:: Your objective ::
Give the number of lines holding the string "消除氧化剂", and nothing else.

-- BEGIN Dataset --

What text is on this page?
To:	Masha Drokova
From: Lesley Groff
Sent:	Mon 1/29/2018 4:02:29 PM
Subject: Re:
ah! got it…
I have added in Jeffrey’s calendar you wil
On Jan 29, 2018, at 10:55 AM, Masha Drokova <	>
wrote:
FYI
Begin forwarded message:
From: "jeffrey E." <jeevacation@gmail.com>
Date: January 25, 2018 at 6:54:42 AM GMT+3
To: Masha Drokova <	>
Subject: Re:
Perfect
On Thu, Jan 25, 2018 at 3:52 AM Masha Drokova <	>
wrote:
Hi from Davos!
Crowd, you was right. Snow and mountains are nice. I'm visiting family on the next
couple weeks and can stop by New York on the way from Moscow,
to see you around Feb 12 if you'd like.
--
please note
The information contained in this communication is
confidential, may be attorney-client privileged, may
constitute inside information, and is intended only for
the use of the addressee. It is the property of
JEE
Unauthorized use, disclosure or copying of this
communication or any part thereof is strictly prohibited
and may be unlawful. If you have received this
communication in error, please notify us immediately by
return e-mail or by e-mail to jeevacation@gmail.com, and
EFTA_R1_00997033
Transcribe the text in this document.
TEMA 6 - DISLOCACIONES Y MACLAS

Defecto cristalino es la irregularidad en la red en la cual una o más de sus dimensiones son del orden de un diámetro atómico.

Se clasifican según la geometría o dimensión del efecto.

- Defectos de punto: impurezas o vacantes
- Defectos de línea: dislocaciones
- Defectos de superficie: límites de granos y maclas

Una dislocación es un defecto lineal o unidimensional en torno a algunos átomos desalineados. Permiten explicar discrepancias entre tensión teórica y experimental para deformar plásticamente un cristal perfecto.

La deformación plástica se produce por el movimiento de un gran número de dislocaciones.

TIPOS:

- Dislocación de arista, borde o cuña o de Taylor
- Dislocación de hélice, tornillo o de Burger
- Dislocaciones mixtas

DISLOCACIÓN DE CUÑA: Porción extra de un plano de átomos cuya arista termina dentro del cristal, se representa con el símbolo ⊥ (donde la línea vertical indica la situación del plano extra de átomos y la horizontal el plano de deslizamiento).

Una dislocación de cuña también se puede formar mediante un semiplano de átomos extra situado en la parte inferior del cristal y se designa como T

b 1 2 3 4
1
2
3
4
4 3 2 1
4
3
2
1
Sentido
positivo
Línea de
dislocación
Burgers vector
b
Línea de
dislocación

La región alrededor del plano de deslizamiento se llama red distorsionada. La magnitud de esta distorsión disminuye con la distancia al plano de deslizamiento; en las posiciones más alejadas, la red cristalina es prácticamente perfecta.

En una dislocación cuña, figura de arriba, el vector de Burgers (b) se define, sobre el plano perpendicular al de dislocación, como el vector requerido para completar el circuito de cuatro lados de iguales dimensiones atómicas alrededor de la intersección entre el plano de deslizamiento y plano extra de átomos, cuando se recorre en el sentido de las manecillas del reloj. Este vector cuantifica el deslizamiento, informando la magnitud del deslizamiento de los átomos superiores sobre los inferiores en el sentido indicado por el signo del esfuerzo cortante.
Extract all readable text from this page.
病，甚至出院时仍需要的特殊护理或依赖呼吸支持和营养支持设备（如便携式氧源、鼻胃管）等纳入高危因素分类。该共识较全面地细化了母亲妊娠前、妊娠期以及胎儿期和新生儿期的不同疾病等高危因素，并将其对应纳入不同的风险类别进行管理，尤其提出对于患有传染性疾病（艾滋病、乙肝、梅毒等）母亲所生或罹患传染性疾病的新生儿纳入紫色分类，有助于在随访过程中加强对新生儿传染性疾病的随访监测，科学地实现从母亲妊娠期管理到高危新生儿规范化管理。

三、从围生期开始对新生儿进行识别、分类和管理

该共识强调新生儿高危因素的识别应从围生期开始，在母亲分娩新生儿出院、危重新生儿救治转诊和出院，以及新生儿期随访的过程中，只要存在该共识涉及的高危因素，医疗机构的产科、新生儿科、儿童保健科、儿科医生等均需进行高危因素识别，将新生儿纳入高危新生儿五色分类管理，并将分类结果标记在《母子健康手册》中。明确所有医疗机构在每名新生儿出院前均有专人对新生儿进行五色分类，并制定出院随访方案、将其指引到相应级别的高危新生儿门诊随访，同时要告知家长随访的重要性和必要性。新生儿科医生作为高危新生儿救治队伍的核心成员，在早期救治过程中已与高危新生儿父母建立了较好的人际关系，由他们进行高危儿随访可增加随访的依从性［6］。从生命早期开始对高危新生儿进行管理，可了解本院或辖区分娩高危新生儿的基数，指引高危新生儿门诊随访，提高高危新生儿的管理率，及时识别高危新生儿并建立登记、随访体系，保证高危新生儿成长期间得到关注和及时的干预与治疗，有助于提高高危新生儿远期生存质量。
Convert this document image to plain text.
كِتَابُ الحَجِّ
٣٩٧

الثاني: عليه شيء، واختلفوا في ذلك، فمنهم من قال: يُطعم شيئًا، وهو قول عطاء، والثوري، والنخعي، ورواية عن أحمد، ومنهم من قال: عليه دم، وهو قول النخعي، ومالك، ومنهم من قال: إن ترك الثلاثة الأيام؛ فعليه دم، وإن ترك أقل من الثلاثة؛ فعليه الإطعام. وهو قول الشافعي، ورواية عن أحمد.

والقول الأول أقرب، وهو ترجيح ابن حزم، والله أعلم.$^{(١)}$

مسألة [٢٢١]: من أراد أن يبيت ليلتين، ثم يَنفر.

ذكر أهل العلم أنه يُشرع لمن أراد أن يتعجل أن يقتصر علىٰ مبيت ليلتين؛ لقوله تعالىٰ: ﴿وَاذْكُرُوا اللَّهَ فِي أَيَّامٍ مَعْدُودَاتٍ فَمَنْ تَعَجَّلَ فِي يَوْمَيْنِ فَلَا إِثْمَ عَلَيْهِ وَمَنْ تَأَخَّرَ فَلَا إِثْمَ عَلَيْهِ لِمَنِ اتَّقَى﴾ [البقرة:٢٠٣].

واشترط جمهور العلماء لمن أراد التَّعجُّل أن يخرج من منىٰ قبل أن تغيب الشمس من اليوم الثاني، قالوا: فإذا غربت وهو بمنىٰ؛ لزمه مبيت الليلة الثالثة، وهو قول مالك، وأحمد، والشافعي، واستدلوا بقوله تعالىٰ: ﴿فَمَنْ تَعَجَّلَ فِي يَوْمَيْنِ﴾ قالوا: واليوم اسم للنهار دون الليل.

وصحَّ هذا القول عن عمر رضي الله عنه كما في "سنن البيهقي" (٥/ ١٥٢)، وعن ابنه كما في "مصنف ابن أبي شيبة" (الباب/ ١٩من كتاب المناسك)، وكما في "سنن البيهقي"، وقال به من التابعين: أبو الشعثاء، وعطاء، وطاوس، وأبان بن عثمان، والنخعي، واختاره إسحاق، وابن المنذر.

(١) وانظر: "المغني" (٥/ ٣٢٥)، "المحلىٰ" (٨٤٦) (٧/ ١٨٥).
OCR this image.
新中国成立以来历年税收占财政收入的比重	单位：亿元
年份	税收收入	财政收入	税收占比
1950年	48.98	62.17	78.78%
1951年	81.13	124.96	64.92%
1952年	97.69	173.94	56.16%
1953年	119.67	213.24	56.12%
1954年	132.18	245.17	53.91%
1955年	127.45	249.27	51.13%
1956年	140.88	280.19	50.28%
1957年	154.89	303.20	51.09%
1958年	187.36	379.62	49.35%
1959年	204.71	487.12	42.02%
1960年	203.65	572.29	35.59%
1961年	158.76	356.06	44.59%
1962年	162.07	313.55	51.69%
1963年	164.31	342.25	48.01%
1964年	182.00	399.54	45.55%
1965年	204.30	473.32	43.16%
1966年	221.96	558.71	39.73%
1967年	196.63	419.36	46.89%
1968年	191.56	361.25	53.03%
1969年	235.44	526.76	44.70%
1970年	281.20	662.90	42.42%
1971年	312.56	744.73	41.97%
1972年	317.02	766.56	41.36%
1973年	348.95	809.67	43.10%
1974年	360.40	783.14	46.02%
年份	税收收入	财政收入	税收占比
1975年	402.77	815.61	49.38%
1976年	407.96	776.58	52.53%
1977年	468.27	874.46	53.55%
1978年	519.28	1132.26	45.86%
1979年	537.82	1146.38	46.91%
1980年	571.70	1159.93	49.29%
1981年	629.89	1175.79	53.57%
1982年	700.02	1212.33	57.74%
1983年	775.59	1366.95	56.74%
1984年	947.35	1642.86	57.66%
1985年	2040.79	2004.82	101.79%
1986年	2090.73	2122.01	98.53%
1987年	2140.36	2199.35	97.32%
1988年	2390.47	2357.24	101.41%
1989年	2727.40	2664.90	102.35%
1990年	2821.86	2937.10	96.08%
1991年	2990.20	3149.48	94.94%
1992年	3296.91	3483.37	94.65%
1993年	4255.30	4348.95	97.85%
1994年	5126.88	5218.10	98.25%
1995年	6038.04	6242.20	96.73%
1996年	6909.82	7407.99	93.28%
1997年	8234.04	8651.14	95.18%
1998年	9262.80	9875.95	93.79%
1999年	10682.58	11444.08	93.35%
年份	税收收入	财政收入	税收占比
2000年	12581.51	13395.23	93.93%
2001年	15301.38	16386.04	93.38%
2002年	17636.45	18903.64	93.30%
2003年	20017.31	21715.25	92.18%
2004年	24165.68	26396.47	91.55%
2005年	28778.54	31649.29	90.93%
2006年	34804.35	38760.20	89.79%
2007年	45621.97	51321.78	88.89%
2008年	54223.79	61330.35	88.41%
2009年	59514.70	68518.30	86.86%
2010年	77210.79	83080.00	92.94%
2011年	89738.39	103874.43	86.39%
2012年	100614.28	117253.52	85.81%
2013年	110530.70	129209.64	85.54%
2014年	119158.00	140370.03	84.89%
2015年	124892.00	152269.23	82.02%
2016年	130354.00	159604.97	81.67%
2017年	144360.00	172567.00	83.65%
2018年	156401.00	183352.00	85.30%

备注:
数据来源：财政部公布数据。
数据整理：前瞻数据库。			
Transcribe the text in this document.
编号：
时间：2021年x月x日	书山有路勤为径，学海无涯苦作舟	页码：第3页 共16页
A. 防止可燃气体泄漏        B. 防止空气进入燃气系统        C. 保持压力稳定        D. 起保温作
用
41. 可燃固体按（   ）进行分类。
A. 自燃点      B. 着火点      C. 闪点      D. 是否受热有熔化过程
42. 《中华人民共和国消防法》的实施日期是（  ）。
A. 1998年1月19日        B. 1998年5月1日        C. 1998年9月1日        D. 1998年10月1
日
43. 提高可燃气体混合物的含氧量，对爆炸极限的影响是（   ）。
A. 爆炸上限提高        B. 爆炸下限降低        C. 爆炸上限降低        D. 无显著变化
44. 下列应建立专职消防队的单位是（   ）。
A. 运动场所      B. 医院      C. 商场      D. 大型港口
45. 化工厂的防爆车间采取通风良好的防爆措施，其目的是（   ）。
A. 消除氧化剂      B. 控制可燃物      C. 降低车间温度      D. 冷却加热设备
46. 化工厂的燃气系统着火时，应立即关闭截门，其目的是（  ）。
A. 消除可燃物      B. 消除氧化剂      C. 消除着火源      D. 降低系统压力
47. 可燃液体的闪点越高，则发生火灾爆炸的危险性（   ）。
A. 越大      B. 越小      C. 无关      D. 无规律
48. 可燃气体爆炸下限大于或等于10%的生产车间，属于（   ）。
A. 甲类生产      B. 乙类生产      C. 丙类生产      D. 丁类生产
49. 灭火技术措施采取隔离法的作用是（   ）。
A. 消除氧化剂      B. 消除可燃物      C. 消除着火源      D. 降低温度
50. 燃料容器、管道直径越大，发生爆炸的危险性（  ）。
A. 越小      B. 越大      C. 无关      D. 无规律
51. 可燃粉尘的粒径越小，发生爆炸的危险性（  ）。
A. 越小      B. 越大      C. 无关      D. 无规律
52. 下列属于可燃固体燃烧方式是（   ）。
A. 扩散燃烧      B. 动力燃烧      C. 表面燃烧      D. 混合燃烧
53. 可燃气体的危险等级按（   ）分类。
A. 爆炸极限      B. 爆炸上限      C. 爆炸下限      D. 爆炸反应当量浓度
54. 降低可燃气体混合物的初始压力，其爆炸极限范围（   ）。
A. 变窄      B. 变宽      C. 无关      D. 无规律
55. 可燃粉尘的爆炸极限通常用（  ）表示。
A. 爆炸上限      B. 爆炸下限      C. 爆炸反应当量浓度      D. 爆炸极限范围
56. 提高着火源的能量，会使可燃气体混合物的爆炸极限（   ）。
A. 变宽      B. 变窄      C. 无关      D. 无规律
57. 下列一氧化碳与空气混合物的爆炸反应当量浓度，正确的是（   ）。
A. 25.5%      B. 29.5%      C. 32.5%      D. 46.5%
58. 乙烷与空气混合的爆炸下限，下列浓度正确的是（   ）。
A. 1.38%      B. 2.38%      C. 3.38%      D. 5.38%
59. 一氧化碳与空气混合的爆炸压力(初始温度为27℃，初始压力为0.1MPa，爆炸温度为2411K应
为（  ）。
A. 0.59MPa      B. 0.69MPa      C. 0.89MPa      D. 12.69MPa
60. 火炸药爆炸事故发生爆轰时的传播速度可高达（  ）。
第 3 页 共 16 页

-- END Dataset --

:: Answer to this problem ::
3